» **SUPPLIED RECORDS**:
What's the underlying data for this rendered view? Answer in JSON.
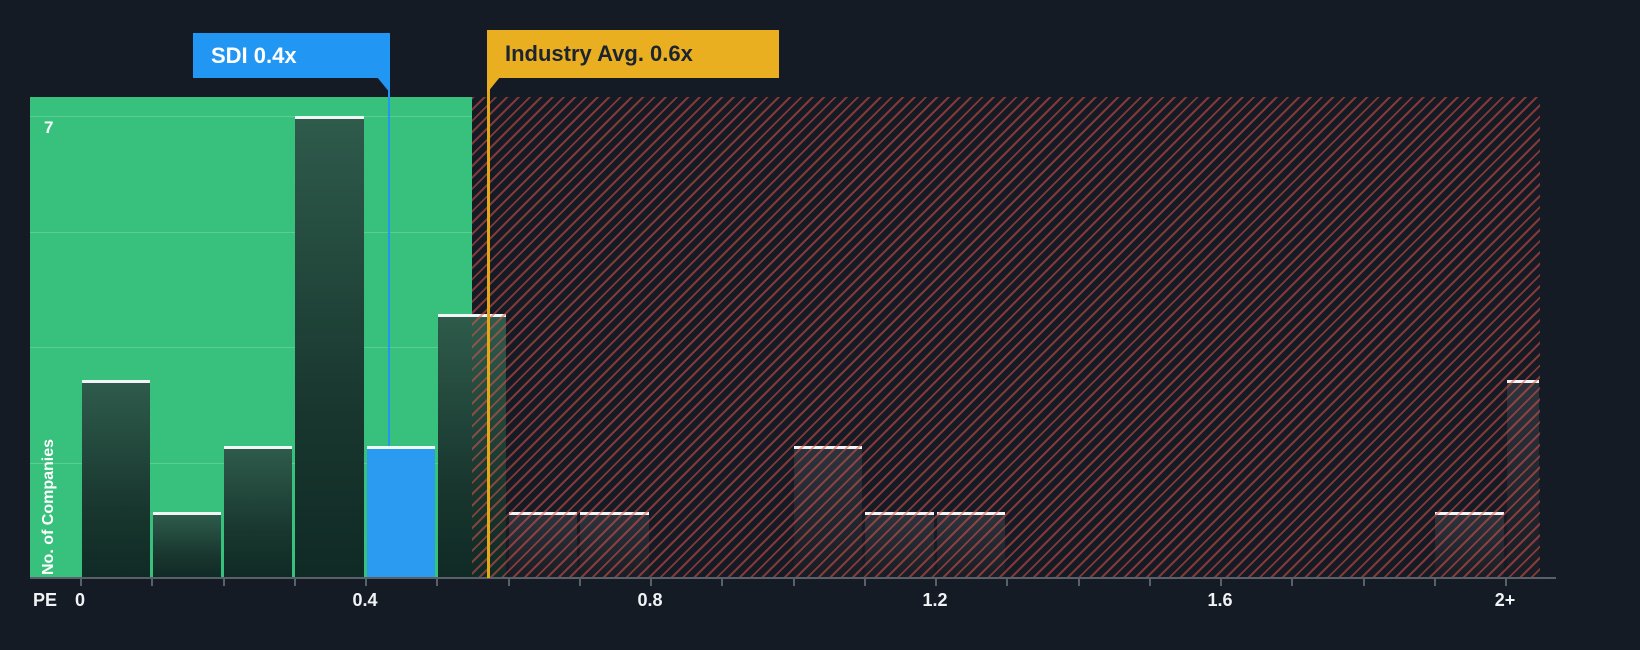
{
  "chart_data": {
    "type": "bar",
    "subtype": "histogram",
    "xlabel": "PE",
    "ylabel": "No. of Companies",
    "y_max_label": "7",
    "ylim": [
      0,
      7
    ],
    "xlim": [
      0,
      2.05
    ],
    "bin_width": 0.1,
    "grid": "faint-horizontal-on-green-zone",
    "legend": "none",
    "x_ticks": [
      {
        "label": "0",
        "value": 0
      },
      {
        "label": "0.4",
        "value": 0.4
      },
      {
        "label": "0.8",
        "value": 0.8
      },
      {
        "label": "1.2",
        "value": 1.2
      },
      {
        "label": "1.6",
        "value": 1.6
      },
      {
        "label": "2+",
        "value": 2.0
      }
    ],
    "bins": [
      {
        "x": 0.0,
        "count": 3
      },
      {
        "x": 0.1,
        "count": 1
      },
      {
        "x": 0.2,
        "count": 2
      },
      {
        "x": 0.3,
        "count": 7
      },
      {
        "x": 0.4,
        "count": 2,
        "highlight": true
      },
      {
        "x": 0.5,
        "count": 4
      },
      {
        "x": 0.6,
        "count": 1
      },
      {
        "x": 0.7,
        "count": 1
      },
      {
        "x": 1.0,
        "count": 2
      },
      {
        "x": 1.1,
        "count": 1
      },
      {
        "x": 1.2,
        "count": 1
      },
      {
        "x": 1.9,
        "count": 1
      },
      {
        "x": 2.0,
        "count": 3
      }
    ],
    "markers": {
      "sdi": {
        "label": "SDI 0.4x",
        "value": 0.4,
        "color": "#2196f3"
      },
      "industry": {
        "label": "Industry Avg. 0.6x",
        "value": 0.6,
        "color": "#e9af20"
      }
    },
    "zones": [
      {
        "style": "solid-green",
        "color": "#38c17c",
        "from": 0,
        "to": 0.55
      },
      {
        "style": "red-hatch",
        "color": "#e0524a",
        "from": 0.55,
        "to": 2.05
      }
    ],
    "colors": {
      "background": "#151b24",
      "bar_cap": "#f2f5f6",
      "highlight_bar": "#2b9bf2",
      "axis": "#596069",
      "text": "#f0f3f5"
    }
  }
}
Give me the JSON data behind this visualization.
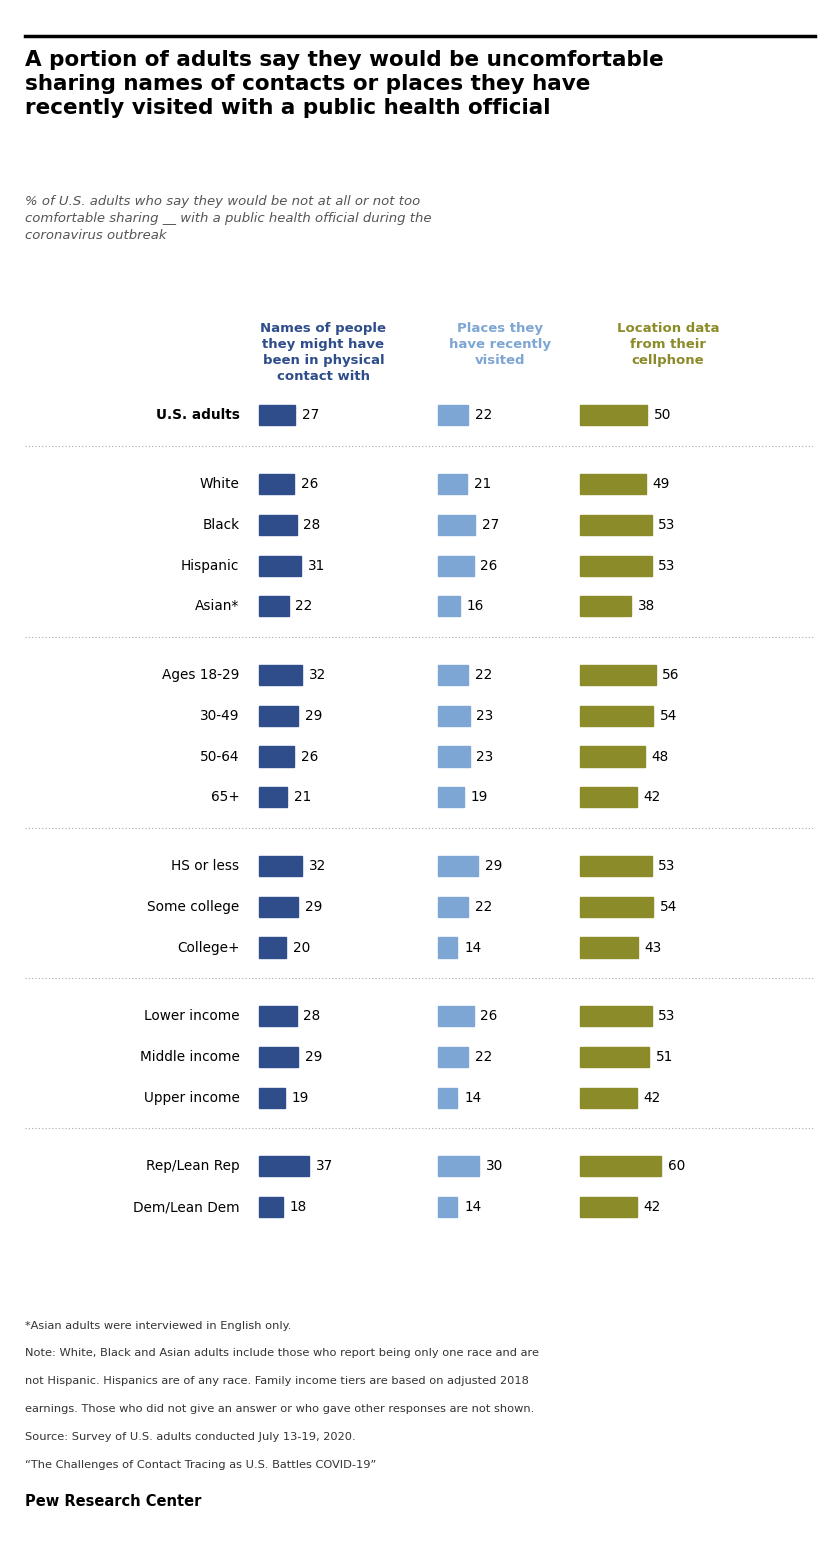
{
  "title": "A portion of adults say they would be uncomfortable\nsharing names of contacts or places they have\nrecently visited with a public health official",
  "col_headers": [
    "Names of people\nthey might have\nbeen in physical\ncontact with",
    "Places they\nhave recently\nvisited",
    "Location data\nfrom their\ncellphone"
  ],
  "col_colors": [
    "#2E4D8A",
    "#7EA6D4",
    "#8B8B2A"
  ],
  "rows": [
    {
      "label": "U.S. adults",
      "values": [
        27,
        22,
        50
      ],
      "group": 0,
      "bold": true
    },
    {
      "label": "White",
      "values": [
        26,
        21,
        49
      ],
      "group": 1,
      "bold": false
    },
    {
      "label": "Black",
      "values": [
        28,
        27,
        53
      ],
      "group": 1,
      "bold": false
    },
    {
      "label": "Hispanic",
      "values": [
        31,
        26,
        53
      ],
      "group": 1,
      "bold": false
    },
    {
      "label": "Asian*",
      "values": [
        22,
        16,
        38
      ],
      "group": 1,
      "bold": false
    },
    {
      "label": "Ages 18-29",
      "values": [
        32,
        22,
        56
      ],
      "group": 2,
      "bold": false
    },
    {
      "label": "30-49",
      "values": [
        29,
        23,
        54
      ],
      "group": 2,
      "bold": false
    },
    {
      "label": "50-64",
      "values": [
        26,
        23,
        48
      ],
      "group": 2,
      "bold": false
    },
    {
      "label": "65+",
      "values": [
        21,
        19,
        42
      ],
      "group": 2,
      "bold": false
    },
    {
      "label": "HS or less",
      "values": [
        32,
        29,
        53
      ],
      "group": 3,
      "bold": false
    },
    {
      "label": "Some college",
      "values": [
        29,
        22,
        54
      ],
      "group": 3,
      "bold": false
    },
    {
      "label": "College+",
      "values": [
        20,
        14,
        43
      ],
      "group": 3,
      "bold": false
    },
    {
      "label": "Lower income",
      "values": [
        28,
        26,
        53
      ],
      "group": 4,
      "bold": false
    },
    {
      "label": "Middle income",
      "values": [
        29,
        22,
        51
      ],
      "group": 4,
      "bold": false
    },
    {
      "label": "Upper income",
      "values": [
        19,
        14,
        42
      ],
      "group": 4,
      "bold": false
    },
    {
      "label": "Rep/Lean Rep",
      "values": [
        37,
        30,
        60
      ],
      "group": 5,
      "bold": false
    },
    {
      "label": "Dem/Lean Dem",
      "values": [
        18,
        14,
        42
      ],
      "group": 5,
      "bold": false
    }
  ],
  "footnotes": [
    "*Asian adults were interviewed in English only.",
    "Note: White, Black and Asian adults include those who report being only one race and are",
    "not Hispanic. Hispanics are of any race. Family income tiers are based on adjusted 2018",
    "earnings. Those who did not give an answer or who gave other responses are not shown.",
    "Source: Survey of U.S. adults conducted July 13-19, 2020.",
    "“The Challenges of Contact Tracing as U.S. Battles COVID-19”"
  ],
  "source_label": "Pew Research Center",
  "bg_color": "#FFFFFF",
  "sep_after_groups": [
    0,
    1,
    2,
    3,
    4
  ]
}
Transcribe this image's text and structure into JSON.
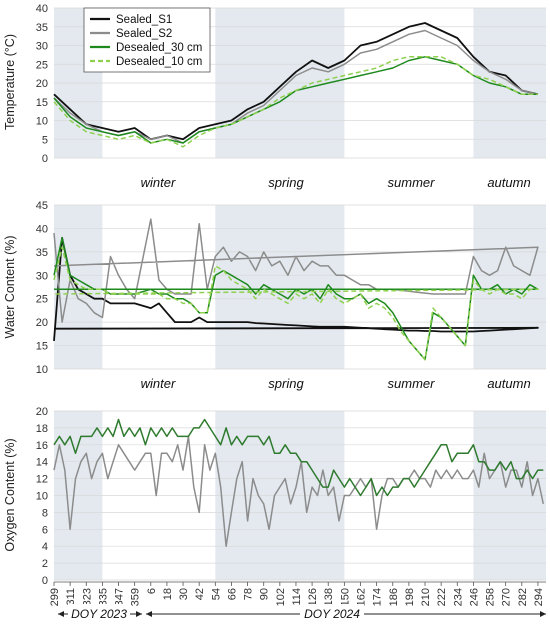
{
  "colors": {
    "Sealed_S1": "#111111",
    "Sealed_S2": "#8c8c8c",
    "Desealed_30 cm": "#1e8a1e",
    "Desealed_10 cm": "#8fd14f",
    "oxygen_desealed": "#2e7a2e",
    "shade": "#e3e9ef"
  },
  "season_labels": [
    "winter",
    "spring",
    "summer",
    "autumn"
  ],
  "doy_labels": [
    "DOY 2023",
    "DOY 2024"
  ],
  "x_ticks": [
    299,
    311,
    323,
    335,
    347,
    359,
    6,
    18,
    30,
    42,
    54,
    66,
    78,
    90,
    102,
    114,
    126,
    138,
    150,
    162,
    174,
    186,
    198,
    210,
    222,
    234,
    246,
    258,
    270,
    282,
    294
  ],
  "legend": [
    {
      "name": "Sealed_S1",
      "style": "solid"
    },
    {
      "name": "Sealed_S2",
      "style": "solid"
    },
    {
      "name": "Desealed_30 cm",
      "style": "solid"
    },
    {
      "name": "Desealed_10 cm",
      "style": "dashed"
    }
  ],
  "chart_data": [
    {
      "type": "line",
      "id": "temperature",
      "ylabel": "Temperature (°C)",
      "ylim": [
        0,
        40
      ],
      "yticks": [
        0,
        5,
        10,
        15,
        20,
        25,
        30,
        35,
        40
      ],
      "grid": true,
      "legend_position": "top-left",
      "x": [
        299,
        311,
        323,
        335,
        347,
        359,
        6,
        18,
        30,
        42,
        54,
        66,
        78,
        90,
        102,
        114,
        126,
        138,
        150,
        162,
        174,
        186,
        198,
        210,
        222,
        234,
        246,
        258,
        270,
        282,
        294
      ],
      "series": [
        {
          "name": "Sealed_S1",
          "values": [
            17,
            13,
            9,
            8,
            7,
            8,
            5,
            6,
            5,
            8,
            9,
            10,
            13,
            15,
            19,
            23,
            26,
            24,
            26,
            30,
            31,
            33,
            35,
            36,
            34,
            32,
            27,
            23,
            22,
            18,
            17
          ]
        },
        {
          "name": "Sealed_S2",
          "values": [
            16,
            12,
            9,
            7,
            6,
            7,
            5,
            6,
            4,
            7,
            8,
            9,
            12,
            14,
            18,
            22,
            24,
            23,
            25,
            28,
            29,
            31,
            33,
            34,
            32,
            30,
            26,
            23,
            21,
            18,
            17
          ]
        },
        {
          "name": "Desealed_30 cm",
          "values": [
            16,
            11,
            8,
            7,
            6,
            7,
            4,
            5,
            4,
            7,
            8,
            9,
            11,
            13,
            15,
            18,
            19,
            20,
            21,
            22,
            23,
            24,
            26,
            27,
            26,
            25,
            22,
            20,
            19,
            17,
            17
          ]
        },
        {
          "name": "Desealed_10 cm",
          "values": [
            15,
            10,
            7,
            6,
            5,
            6,
            4,
            5,
            3,
            6,
            8,
            9,
            11,
            13,
            16,
            18,
            20,
            21,
            22,
            23,
            24,
            26,
            27,
            27,
            27,
            25,
            22,
            21,
            19,
            17,
            17
          ]
        }
      ]
    },
    {
      "type": "line",
      "id": "water",
      "ylabel": "Water Content (%)",
      "ylim": [
        10,
        45
      ],
      "yticks": [
        10,
        15,
        20,
        25,
        30,
        35,
        40,
        45
      ],
      "grid": true,
      "x": [
        299,
        305,
        311,
        317,
        323,
        329,
        335,
        341,
        347,
        353,
        359,
        6,
        12,
        18,
        24,
        30,
        36,
        42,
        48,
        54,
        60,
        66,
        72,
        78,
        84,
        90,
        96,
        102,
        108,
        114,
        120,
        126,
        132,
        138,
        144,
        150,
        156,
        162,
        168,
        174,
        180,
        186,
        192,
        198,
        204,
        210,
        216,
        222,
        228,
        234,
        240,
        246,
        252,
        258,
        264,
        270,
        276,
        282,
        288,
        294,
        299
      ],
      "series": [
        {
          "name": "Sealed_S1",
          "values": [
            16,
            38,
            30,
            27,
            26,
            25,
            25,
            24,
            24,
            24,
            24,
            23,
            24,
            22,
            20,
            20,
            20,
            21,
            20,
            20,
            20,
            20,
            20,
            20,
            19.8,
            19.7,
            19.6,
            19.5,
            19.4,
            19.3,
            19.2,
            19.1,
            19,
            19,
            19,
            19,
            18.9,
            18.8,
            18.7,
            18.6,
            18.5,
            18.4,
            18.3,
            18.2,
            18.2,
            18.1,
            18.1,
            18,
            18,
            18,
            18,
            18,
            18.1,
            18.2,
            18.3,
            18.4,
            18.5,
            18.6,
            18.7,
            18.8,
            18.6
          ]
        },
        {
          "name": "Sealed_S2",
          "values": [
            39,
            20,
            29,
            25,
            24,
            22,
            21,
            34,
            30,
            27,
            25,
            42,
            29,
            27,
            26,
            26,
            26,
            41,
            27,
            34,
            36,
            33,
            35,
            34,
            31,
            35,
            32,
            33,
            30,
            34,
            31,
            33,
            32,
            32,
            30,
            30,
            29,
            28,
            28,
            27,
            27,
            27,
            26.8,
            26.6,
            26.4,
            26.2,
            26,
            26,
            26,
            26,
            26,
            34,
            31,
            30,
            31,
            36,
            32,
            31,
            30,
            36,
            32
          ]
        },
        {
          "name": "Desealed_30 cm",
          "values": [
            30,
            38,
            30,
            29,
            28,
            27,
            27,
            26,
            26,
            26,
            26,
            27,
            26,
            26,
            25,
            25,
            24,
            22,
            22,
            30,
            31,
            30,
            29,
            28,
            26,
            28,
            27,
            26,
            25,
            27,
            26,
            27,
            25,
            28,
            26,
            25,
            25,
            26,
            24,
            25,
            24,
            22,
            19,
            16,
            14,
            12,
            22,
            21,
            19,
            17,
            15,
            30,
            27,
            27,
            28,
            26,
            27,
            26,
            28,
            27,
            27
          ]
        },
        {
          "name": "Desealed_10 cm",
          "values": [
            29,
            36,
            29,
            28,
            27,
            27,
            27,
            26,
            26,
            26,
            26,
            26,
            26,
            25,
            25,
            24,
            24,
            22,
            22,
            32,
            31,
            29,
            28,
            27,
            25,
            27,
            26,
            25,
            24,
            26,
            25,
            26,
            24,
            27,
            25,
            24,
            25,
            26,
            23,
            24,
            23,
            21,
            18,
            16,
            14,
            12,
            23,
            21,
            19,
            17,
            15,
            29,
            27,
            26,
            27,
            26,
            26,
            25,
            27,
            27,
            26
          ]
        }
      ]
    },
    {
      "type": "line",
      "id": "oxygen",
      "ylabel": "Oxygen Content (%)",
      "ylim": [
        0,
        20
      ],
      "yticks": [
        0,
        2,
        4,
        6,
        8,
        10,
        12,
        14,
        16,
        18,
        20
      ],
      "grid": true,
      "x": [
        299,
        303,
        307,
        311,
        315,
        319,
        323,
        327,
        331,
        335,
        339,
        343,
        347,
        351,
        355,
        359,
        363,
        2,
        6,
        10,
        14,
        18,
        22,
        26,
        30,
        34,
        38,
        42,
        46,
        50,
        54,
        58,
        62,
        66,
        70,
        74,
        78,
        82,
        86,
        90,
        94,
        98,
        102,
        106,
        110,
        114,
        118,
        122,
        126,
        130,
        134,
        138,
        142,
        146,
        150,
        154,
        158,
        162,
        166,
        170,
        174,
        178,
        182,
        186,
        190,
        194,
        198,
        202,
        206,
        210,
        214,
        218,
        222,
        226,
        230,
        234,
        238,
        242,
        246,
        250,
        254,
        258,
        262,
        266,
        270,
        274,
        278,
        282,
        286,
        290,
        294,
        298
      ],
      "series": [
        {
          "name": "Sealed_S2",
          "values": [
            13,
            16,
            13,
            6,
            12,
            14,
            15,
            12,
            14,
            15,
            12,
            14,
            16,
            15,
            14,
            13,
            14,
            15,
            15,
            10,
            15,
            15,
            14,
            16,
            13,
            17,
            11,
            8,
            16,
            13,
            15,
            11,
            4,
            8,
            12,
            14,
            7,
            12,
            10,
            9,
            6,
            10,
            11,
            12,
            9,
            11,
            14,
            8,
            11,
            10,
            13,
            10,
            11,
            7,
            10,
            10,
            11,
            12,
            11,
            12,
            6,
            10,
            12,
            12,
            11,
            12,
            12,
            13,
            12,
            12,
            11,
            13,
            12,
            13,
            12,
            13,
            12,
            12,
            13,
            11,
            15,
            12,
            13,
            14,
            11,
            13,
            13,
            11,
            14,
            10,
            12,
            9
          ]
        },
        {
          "name": "oxygen_desealed",
          "values": [
            16,
            17,
            16,
            17,
            15,
            17,
            17,
            17,
            18,
            17,
            18,
            17,
            19,
            17,
            18,
            17,
            18,
            16,
            18,
            17,
            18,
            17,
            18,
            17,
            17,
            17,
            18,
            18,
            19,
            18,
            17,
            16,
            18,
            16,
            17,
            16,
            17,
            17,
            17,
            16,
            17,
            15,
            15,
            16,
            15,
            15,
            14,
            14,
            13,
            12,
            11,
            11,
            13,
            12,
            11,
            12,
            11,
            10,
            11,
            12,
            10,
            11,
            10,
            11,
            11,
            12,
            12,
            11,
            12,
            13,
            14,
            15,
            16,
            16,
            14,
            15,
            15,
            15,
            16,
            14,
            14,
            13,
            13,
            14,
            13,
            14,
            12,
            12,
            13,
            12,
            13,
            13
          ]
        }
      ]
    }
  ]
}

» **WORK TO BE COMPLETED**: Lines containing the word "this" must all be returned from the material above.

» **ANSWER TO THE TASK**:
What's the underlying data for this rendered view? Answer in JSON.
Give me the JSON data behind this visualization.
Transcribe this image's text and structure into JSON.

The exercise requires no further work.